• REQUIRED WORK: Set down all of the data that follows word for word, without the images.

· · · · · · ·

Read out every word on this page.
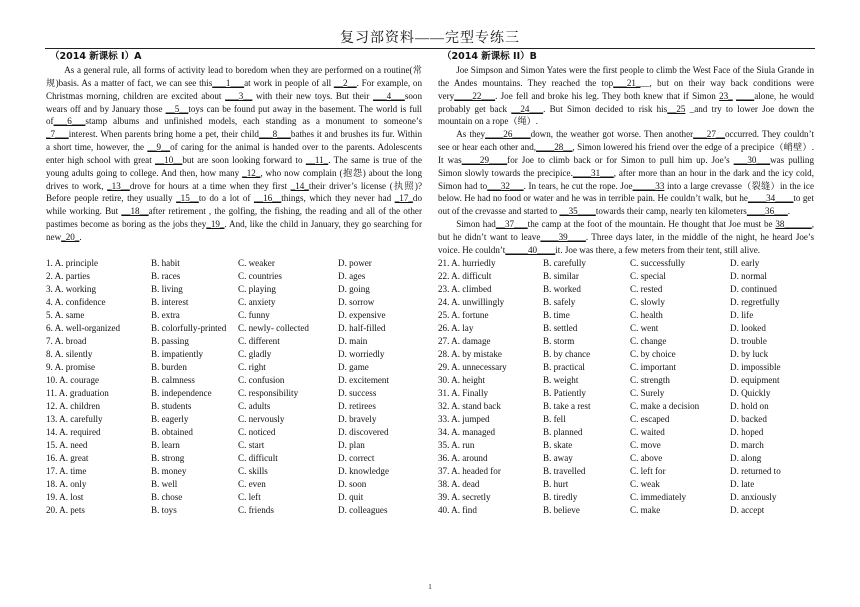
复习部资料——完型专练三
（2014 新课标 I）A

As a general rule, all forms of activity lead to boredom when they are performed on a routine(常规)basis. As a matter of fact, we can see this___1___at work in people of all __2__. For example, on Christmas morning, children are excited about ___3__ with their new toys. But their ___4___soon wears off and by January those __5__toys can be found put away in the basement. The world is full of___6___stamp albums and unfinished models, each standing as a monument to someone’s _7___interest. When parents bring home a pet, their child___8___bathes it and brushes its fur. Within a short time, however, the __9__of caring for the animal is handed over to the parents. Adolescents enter high school with great __10__but are soon looking forward to __11_. The same is true of the young adults going to college. And then, how many _12_, who now complain (抱怨) about the long drives to work, _13__drove for hours at a time when they first _14_their driver’s license (执照)? Before people retire, they usually _15__to do a lot of __16__things, which they never had _17_do while working. But __18__after retirement , the golfing, the fishing, the reading and all of the other pastimes become as boring as the jobs they_19_. And, like the child in January, they go searching for new_20_.

1. A. principle	B. habit	C. weaker	D. power
2. A. parties	B. races	C. countries	D. ages
3. A. working	B. living	C. playing	D. going
4. A. confidence	B. interest	C. anxiety	D. sorrow
5. A. same	B. extra	C. funny	D. expensive
6. A. well-organized	B. colorfully-printed	C. newly- collected	D. half-filled
7. A. broad	B. passing	C. different	D. main
8. A. silently	B. impatiently	C. gladly	D. worriedly
9. A. promise	B. burden	C. right	D. game
10. A. courage	B. calmness	C. confusion	D. excitement
11. A. graduation	B. independence	C. responsibility	D. success
12. A. children	B. students	C. adults	D. retirees
13. A. carefully	B. eagerly	C. nervously	D. bravely
14. A. required	B. obtained	C. noticed	D. discovered
15. A. need	B. learn	C. start	D. plan
16. A. great	B. strong	C. difficult	D. correct
17. A. time	B. money	C. skills	D. knowledge
18. A. only	B. well	C. even	D. soon
19. A. lost	B. chose	C. left	D. quit
20. A. pets	B. toys	C. friends	D. colleagues
（2014 新课标 II）B

Joe Simpson and Simon Yates were the first people to climb the West Face of the Siula Grande in the Andes mountains. They reached the top___21___, but on their way back conditions were very____22___. Joe fell and broke his leg. They both knew that if Simon 23_ ____alone, he would probably get back __24___. But Simon decided to risk his__25 _and try to lower Joe down the mountain on a rope（绳）.

As they____26____down, the weather got worse. Then another___27__occurred. They couldn’t see or hear each other and,____28__, Simon lowered his friend over the edge of a precipice（峭壁）. It was____29____for Joe to climb back or for Simon to pull him up. Joe’s ___30___was pulling Simon slowly towards the precipice.____31___, after more than an hour in the dark and the icy cold, Simon had to___32___. In tears, he cut the rope. Joe_____33 into a large crevasse（裂缝）in the ice below. He had no food or water and he was in terrible pain. He couldn’t walk, but he____34____to get out of the crevasse and started to __35____towards their camp, nearly ten kilometers____36___.

Simon had__37___the camp at the foot of the mountain. He thought that Joe must be 38______, but he didn’t want to leave____39____. Three days later, in the middle of the night, he heard Joe’s voice. He couldn’t_____40____it. Joe was there, a few meters from their tent, still alive.

21. A. hurriedly	B. carefully	C. successfully	D. early
22. A. difficult	B. similar	C. special	D. normal
23. A. climbed	B. worked	C. rested	D. continued
24. A. unwillingly	B. safely	C. slowly	D. regretfully
25. A. fortune	B. time	C. health	D. life
26. A. lay	B. settled	C. went	D. looked
27. A. damage	B. storm	C. change	D. trouble
28. A. by mistake	B. by chance	C. by choice	D. by luck
29. A. unnecessary	B. practical	C. important	D. impossible
30. A. height	B. weight	C. strength	D. equipment
31. A. Finally	B. Patiently	C. Surely	D. Quickly
32. A. stand back	B. take a rest	C. make a decision	D. hold on
33. A. jumped	B. fell	C. escaped	D. backed
34. A. managed	B. planned	C. waited	D. hoped
35. A. run	B. skate	C. move	D. march
36. A. around	B. away	C. above	D. along
37. A. headed for	B. travelled	C. left for	D. returned to
38. A. dead	B. hurt	C. weak	D. late
39. A. secretly	B. tiredly	C. immediately	D. anxiously
40. A. find	B. believe	C. make	D. accept
1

· · · · · · ·

• RESULT FOR THIS TASK:
Read out every word on this page.
复习部资料——完型专练三
（2014 新课标 I）A

As a general rule, all forms of activity lead to boredom when they are performed on a routine(常规)basis. As a matter of fact, we can see this___1___at work in people of all __2__. For example, on Christmas morning, children are excited about ___3__ with their new toys. But their ___4___soon wears off and by January those __5__toys can be found put away in the basement. The world is full of___6___stamp albums and unfinished models, each standing as a monument to someone’s _7___interest. When parents bring home a pet, their child___8___bathes it and brushes its fur. Within a short time, however, the __9__of caring for the animal is handed over to the parents. Adolescents enter high school with great __10__but are soon looking forward to __11_. The same is true of the young adults going to college. And then, how many _12_, who now complain (抱怨) about the long drives to work, _13__drove for hours at a time when they first _14_their driver’s license (执照)? Before people retire, they usually _15__to do a lot of __16__things, which they never had _17_do while working. But __18__after retirement , the golfing, the fishing, the reading and all of the other pastimes become as boring as the jobs they_19_. And, like the child in January, they go searching for new_20_.

1. A. principle	B. habit	C. weaker	D. power
2. A. parties	B. races	C. countries	D. ages
3. A. working	B. living	C. playing	D. going
4. A. confidence	B. interest	C. anxiety	D. sorrow
5. A. same	B. extra	C. funny	D. expensive
6. A. well-organized	B. colorfully-printed	C. newly- collected	D. half-filled
7. A. broad	B. passing	C. different	D. main
8. A. silently	B. impatiently	C. gladly	D. worriedly
9. A. promise	B. burden	C. right	D. game
10. A. courage	B. calmness	C. confusion	D. excitement
11. A. graduation	B. independence	C. responsibility	D. success
12. A. children	B. students	C. adults	D. retirees
13. A. carefully	B. eagerly	C. nervously	D. bravely
14. A. required	B. obtained	C. noticed	D. discovered
15. A. need	B. learn	C. start	D. plan
16. A. great	B. strong	C. difficult	D. correct
17. A. time	B. money	C. skills	D. knowledge
18. A. only	B. well	C. even	D. soon
19. A. lost	B. chose	C. left	D. quit
20. A. pets	B. toys	C. friends	D. colleagues
（2014 新课标 II）B

Joe Simpson and Simon Yates were the first people to climb the West Face of the Siula Grande in the Andes mountains. They reached the top___21___, but on their way back conditions were very____22___. Joe fell and broke his leg. They both knew that if Simon 23_ ____alone, he would probably get back __24___. But Simon decided to risk his__25 _and try to lower Joe down the mountain on a rope（绳）.

As they____26____down, the weather got worse. Then another___27__occurred. They couldn’t see or hear each other and,____28__, Simon lowered his friend over the edge of a precipice（峭壁）. It was____29____for Joe to climb back or for Simon to pull him up. Joe’s ___30___was pulling Simon slowly towards the precipice.____31___, after more than an hour in the dark and the icy cold, Simon had to___32___. In tears, he cut the rope. Joe_____33 into a large crevasse（裂缝）in the ice below. He had no food or water and he was in terrible pain. He couldn’t walk, but he____34____to get out of the crevasse and started to __35____towards their camp, nearly ten kilometers____36___.

Simon had__37___the camp at the foot of the mountain. He thought that Joe must be 38______, but he didn’t want to leave____39____. Three days later, in the middle of the night, he heard Joe’s voice. He couldn’t_____40____it. Joe was there, a few meters from their tent, still alive.

21. A. hurriedly	B. carefully	C. successfully	D. early
22. A. difficult	B. similar	C. special	D. normal
23. A. climbed	B. worked	C. rested	D. continued
24. A. unwillingly	B. safely	C. slowly	D. regretfully
25. A. fortune	B. time	C. health	D. life
26. A. lay	B. settled	C. went	D. looked
27. A. damage	B. storm	C. change	D. trouble
28. A. by mistake	B. by chance	C. by choice	D. by luck
29. A. unnecessary	B. practical	C. important	D. impossible
30. A. height	B. weight	C. strength	D. equipment
31. A. Finally	B. Patiently	C. Surely	D. Quickly
32. A. stand back	B. take a rest	C. make a decision	D. hold on
33. A. jumped	B. fell	C. escaped	D. backed
34. A. managed	B. planned	C. waited	D. hoped
35. A. run	B. skate	C. move	D. march
36. A. around	B. away	C. above	D. along
37. A. headed for	B. travelled	C. left for	D. returned to
38. A. dead	B. hurt	C. weak	D. late
39. A. secretly	B. tiredly	C. immediately	D. anxiously
40. A. find	B. believe	C. make	D. accept
1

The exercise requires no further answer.